Source passage

# Getting a 1990 V8 Quattro Sedan.. advice, opions, facts..??



## A2GTISLCVR6 (Jun 16, 2004)

I have come across a 1990 Audi Sedan V8 with 130k miles..
i need something for the winter, it has been garaged and it has many new parts..
is this a car that i can mod come spring and play with? is there suspesion choices and would i be able to make it stick??
i have had many vw's but this will be the first audi if everything goes right..
does anyone have one that has been modded or worked with?
and is there anything that i should look out for in the test drive??
thanks guys


----------



## A2GTISLCVR6 (Jun 16, 2004)

*Re: Getting a 1990 V8 Quattro Sedan.. advice, opions, facts..?? (A2GTISLCVR6)*


----------



## PerL (Jan 9, 2001)

*Re: Getting a 1990 V8 Quattro Sedan.. advice, opions, facts..?? (A2GTISLCVR6)*

There isnt too many modding options out there for the V8. You'd be better off with a 200, it is practically the same car, but it uses a 2.2 turbo instead of the 3.6 V8, a far better engine that lasts longer. If you find the 20V you'll easily be able to get 300+ hp. Also, with a 0-60 time of only 6.5 secs (stock engine), it is truely a sleeper, and a very fast car for a 1990/91 model


----------



## A2GTISLCVR6 (Jun 16, 2004)

*...*

well thats kool.. but i am going to pick it up on tuesday, i feel that i am getting a good deal...
garaged, well maintained, 130k, no rust, very clean from the first owner.. 3 grand
and i need something to get through the snow and weather with this winter..

my dropped vr's for the past 6 years have always had me sliding all over the place and i am in no mood to have that happen again..
i have a house and whatnot and my g/f is one week away from my true love..
a 88 white golf with a obd 2 vr, fully built from the head up with cams ect ect.. diff suspension port/polish.. blah blah..








and i don't want that car to take the abuse of my past cars..
but thats kool that you can mod the other years of audis also.. but thats a bad additicion that i can't afford rite now.. 
maybe struts, chip, intake, exhaust, paint and rims in the spring..
who knows..
i need a car now dam it..
and its been hard to find any info other than google yahoo stuf
thanks man


----------



## A2GTISLCVR6 (Jun 16, 2004)

*Re: Getting a 1990 V8 Quattro Sedan.. advice, opions, facts..?? (A2GTISLCVR6)*

anybody else have anything??

Written problem a
In the entries, replace "arrowhead" with "pointer". Start at the line that has "For every button, label, input, icon, or", stop after the line that has "node-label: DefaultMessageStore#putMessage —", and leave everything else in those lines unchanged.
The entries have no connection to the forum thread.

Supplied information
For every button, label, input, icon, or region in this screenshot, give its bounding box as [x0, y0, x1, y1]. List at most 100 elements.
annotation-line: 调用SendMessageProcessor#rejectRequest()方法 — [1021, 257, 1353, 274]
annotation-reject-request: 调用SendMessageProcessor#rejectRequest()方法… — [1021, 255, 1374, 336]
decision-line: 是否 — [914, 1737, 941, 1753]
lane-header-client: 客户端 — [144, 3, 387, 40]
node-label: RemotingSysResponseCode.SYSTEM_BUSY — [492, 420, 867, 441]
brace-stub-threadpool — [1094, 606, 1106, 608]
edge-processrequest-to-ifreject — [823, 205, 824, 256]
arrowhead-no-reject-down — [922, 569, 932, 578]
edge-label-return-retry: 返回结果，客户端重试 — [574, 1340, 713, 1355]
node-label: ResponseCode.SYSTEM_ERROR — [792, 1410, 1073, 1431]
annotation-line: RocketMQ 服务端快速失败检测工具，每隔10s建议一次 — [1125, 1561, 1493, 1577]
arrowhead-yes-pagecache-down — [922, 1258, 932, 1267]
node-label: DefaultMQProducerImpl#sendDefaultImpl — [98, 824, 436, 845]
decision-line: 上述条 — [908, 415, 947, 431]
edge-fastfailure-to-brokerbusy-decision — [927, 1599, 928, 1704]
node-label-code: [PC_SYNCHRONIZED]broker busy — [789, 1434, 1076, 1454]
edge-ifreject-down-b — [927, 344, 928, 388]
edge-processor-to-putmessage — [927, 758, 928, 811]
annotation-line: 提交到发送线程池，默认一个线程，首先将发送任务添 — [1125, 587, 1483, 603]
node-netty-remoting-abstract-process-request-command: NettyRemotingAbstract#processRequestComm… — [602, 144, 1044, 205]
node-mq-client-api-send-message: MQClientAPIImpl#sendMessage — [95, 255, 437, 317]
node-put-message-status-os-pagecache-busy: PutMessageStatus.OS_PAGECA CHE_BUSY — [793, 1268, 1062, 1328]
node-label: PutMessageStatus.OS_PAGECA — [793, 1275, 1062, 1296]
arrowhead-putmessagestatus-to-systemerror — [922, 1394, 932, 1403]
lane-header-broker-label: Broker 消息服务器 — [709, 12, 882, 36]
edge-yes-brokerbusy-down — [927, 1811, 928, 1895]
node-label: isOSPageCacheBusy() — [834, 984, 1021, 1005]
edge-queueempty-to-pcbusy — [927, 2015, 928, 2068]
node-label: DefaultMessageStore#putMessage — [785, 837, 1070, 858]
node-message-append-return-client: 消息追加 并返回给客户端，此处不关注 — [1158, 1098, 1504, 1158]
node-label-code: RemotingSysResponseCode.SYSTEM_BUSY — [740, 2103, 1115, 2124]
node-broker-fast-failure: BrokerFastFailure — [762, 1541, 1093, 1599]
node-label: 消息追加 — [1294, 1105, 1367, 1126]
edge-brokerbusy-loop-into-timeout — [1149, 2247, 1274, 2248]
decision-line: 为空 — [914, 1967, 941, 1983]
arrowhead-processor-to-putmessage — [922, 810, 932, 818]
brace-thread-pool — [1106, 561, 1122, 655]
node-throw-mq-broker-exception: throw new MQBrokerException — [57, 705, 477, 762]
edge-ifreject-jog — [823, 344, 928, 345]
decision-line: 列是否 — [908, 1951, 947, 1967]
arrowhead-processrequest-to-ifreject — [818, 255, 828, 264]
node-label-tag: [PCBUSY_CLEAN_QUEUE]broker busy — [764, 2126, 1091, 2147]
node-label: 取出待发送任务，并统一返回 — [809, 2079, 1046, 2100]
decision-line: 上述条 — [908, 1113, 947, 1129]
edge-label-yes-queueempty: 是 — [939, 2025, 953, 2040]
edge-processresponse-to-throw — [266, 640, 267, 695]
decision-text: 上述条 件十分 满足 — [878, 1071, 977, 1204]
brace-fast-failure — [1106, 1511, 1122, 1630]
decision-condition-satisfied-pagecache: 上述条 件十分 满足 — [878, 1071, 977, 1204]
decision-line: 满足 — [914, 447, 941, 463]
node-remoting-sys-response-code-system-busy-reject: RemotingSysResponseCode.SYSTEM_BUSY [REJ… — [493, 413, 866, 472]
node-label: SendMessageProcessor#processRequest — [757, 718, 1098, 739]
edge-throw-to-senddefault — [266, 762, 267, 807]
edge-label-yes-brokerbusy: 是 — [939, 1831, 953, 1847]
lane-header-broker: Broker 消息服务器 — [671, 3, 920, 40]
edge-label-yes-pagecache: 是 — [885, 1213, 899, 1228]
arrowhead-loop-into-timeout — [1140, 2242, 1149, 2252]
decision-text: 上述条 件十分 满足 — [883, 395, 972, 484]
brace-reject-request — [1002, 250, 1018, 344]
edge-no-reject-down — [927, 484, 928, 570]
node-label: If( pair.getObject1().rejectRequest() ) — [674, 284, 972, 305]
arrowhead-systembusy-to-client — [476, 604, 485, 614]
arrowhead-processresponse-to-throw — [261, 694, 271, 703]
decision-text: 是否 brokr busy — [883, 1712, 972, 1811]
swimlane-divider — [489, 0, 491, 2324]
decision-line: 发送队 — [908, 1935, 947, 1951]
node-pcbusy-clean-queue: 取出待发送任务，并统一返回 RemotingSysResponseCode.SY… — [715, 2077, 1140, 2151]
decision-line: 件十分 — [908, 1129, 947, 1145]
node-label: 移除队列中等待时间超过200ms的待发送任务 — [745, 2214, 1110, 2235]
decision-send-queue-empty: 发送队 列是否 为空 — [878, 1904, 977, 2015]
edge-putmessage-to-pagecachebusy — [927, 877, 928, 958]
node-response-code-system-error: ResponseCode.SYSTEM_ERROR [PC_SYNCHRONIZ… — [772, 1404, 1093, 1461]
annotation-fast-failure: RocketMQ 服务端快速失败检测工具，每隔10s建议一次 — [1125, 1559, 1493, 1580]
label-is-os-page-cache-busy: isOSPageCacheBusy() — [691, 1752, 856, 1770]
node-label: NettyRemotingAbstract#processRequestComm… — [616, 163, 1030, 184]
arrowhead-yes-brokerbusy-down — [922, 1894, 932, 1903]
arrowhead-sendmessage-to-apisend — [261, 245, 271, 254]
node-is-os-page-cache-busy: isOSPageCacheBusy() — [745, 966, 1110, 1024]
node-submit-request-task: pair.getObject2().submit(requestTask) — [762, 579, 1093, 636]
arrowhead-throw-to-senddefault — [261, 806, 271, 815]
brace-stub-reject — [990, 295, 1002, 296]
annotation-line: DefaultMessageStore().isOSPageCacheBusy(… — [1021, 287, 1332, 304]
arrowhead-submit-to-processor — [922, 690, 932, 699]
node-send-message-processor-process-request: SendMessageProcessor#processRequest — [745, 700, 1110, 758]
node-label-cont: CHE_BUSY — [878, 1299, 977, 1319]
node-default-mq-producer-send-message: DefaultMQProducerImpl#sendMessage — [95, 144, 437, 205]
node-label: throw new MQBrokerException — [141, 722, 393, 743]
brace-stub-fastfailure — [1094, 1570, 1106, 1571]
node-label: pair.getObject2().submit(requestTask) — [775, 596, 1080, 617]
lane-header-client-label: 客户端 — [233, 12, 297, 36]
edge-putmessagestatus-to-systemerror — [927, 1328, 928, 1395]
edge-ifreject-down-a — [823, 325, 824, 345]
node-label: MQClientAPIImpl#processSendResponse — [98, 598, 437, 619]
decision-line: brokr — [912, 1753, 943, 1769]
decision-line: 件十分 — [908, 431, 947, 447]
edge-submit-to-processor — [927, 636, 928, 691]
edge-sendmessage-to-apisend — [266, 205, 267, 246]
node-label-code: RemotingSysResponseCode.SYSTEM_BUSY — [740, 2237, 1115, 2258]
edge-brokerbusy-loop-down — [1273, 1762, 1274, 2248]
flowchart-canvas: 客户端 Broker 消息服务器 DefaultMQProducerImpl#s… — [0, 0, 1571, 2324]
--
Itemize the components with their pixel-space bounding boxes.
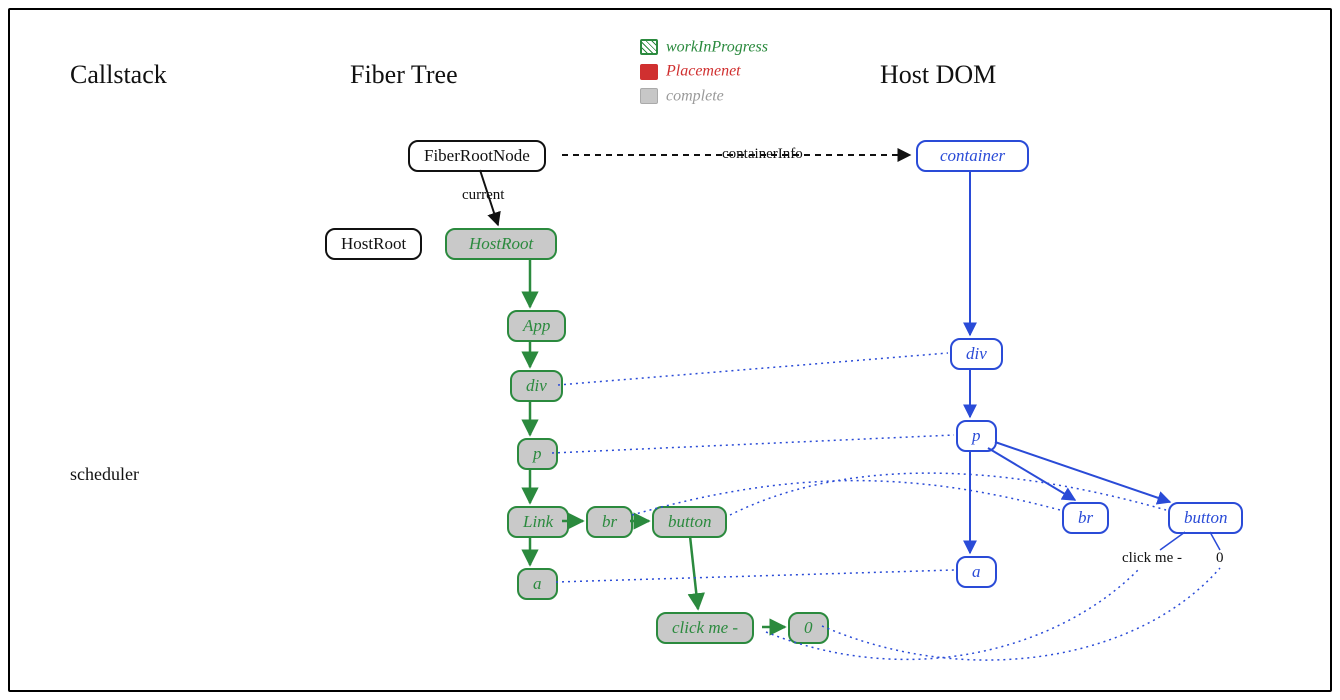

Written problem b
According to the Audi V8 forum thread, why does PerL recommend a 200 over the V8? Answer in one to three sentences.

Answer a
For every button, label, input, icon, or region in this screenshot, give its bounding box as [x0, y0, x1, y1]. List at most 100 elements.
annotation-line: 调用SendMessageProcessor#rejectRequest()方法 — [1021, 257, 1353, 274]
annotation-reject-request: 调用SendMessageProcessor#rejectRequest()方法… — [1021, 255, 1374, 336]
decision-line: 是否 — [914, 1737, 941, 1753]
lane-header-client: 客户端 — [144, 3, 387, 40]
node-label: RemotingSysResponseCode.SYSTEM_BUSY — [492, 420, 867, 441]
brace-stub-threadpool — [1094, 606, 1106, 608]
edge-processrequest-to-ifreject — [823, 205, 824, 256]
pointer-no-reject-down — [922, 569, 932, 578]
edge-label-return-retry: 返回结果，客户端重试 — [574, 1340, 713, 1355]
node-label: ResponseCode.SYSTEM_ERROR — [792, 1410, 1073, 1431]
annotation-line: RocketMQ 服务端快速失败检测工具，每隔10s建议一次 — [1125, 1561, 1493, 1577]
pointer-yes-pagecache-down — [922, 1258, 932, 1267]
node-label: DefaultMQProducerImpl#sendDefaultImpl — [98, 824, 436, 845]
decision-line: 上述条 — [908, 415, 947, 431]
edge-fastfailure-to-brokerbusy-decision — [927, 1599, 928, 1704]
node-label-code: [PC_SYNCHRONIZED]broker busy — [789, 1434, 1076, 1454]
edge-ifreject-down-b — [927, 344, 928, 388]
edge-processor-to-putmessage — [927, 758, 928, 811]
annotation-line: 提交到发送线程池，默认一个线程，首先将发送任务添 — [1125, 587, 1483, 603]
node-netty-remoting-abstract-process-request-command: NettyRemotingAbstract#processRequestComm… — [602, 144, 1044, 205]
node-mq-client-api-send-message: MQClientAPIImpl#sendMessage — [95, 255, 437, 317]
node-put-message-status-os-pagecache-busy: PutMessageStatus.OS_PAGECA CHE_BUSY — [793, 1268, 1062, 1328]
node-label: PutMessageStatus.OS_PAGECA — [793, 1275, 1062, 1296]
pointer-putmessagestatus-to-systemerror — [922, 1394, 932, 1403]
lane-header-broker-label: Broker 消息服务器 — [709, 12, 882, 36]
edge-yes-brokerbusy-down — [927, 1811, 928, 1895]
node-label: isOSPageCacheBusy() — [834, 984, 1021, 1005]
edge-queueempty-to-pcbusy — [927, 2015, 928, 2068]
node-label: DefaultMessageStore#putMessage — [785, 837, 1070, 858]

Answer b
PerL says there aren't many modding options for the V8. The 200 is practically the same car, but it uses a 2.2 turbo, a far better engine than the 3.6 V8 that lasts longer. With the 20V version, 300+ hp is easily reachable.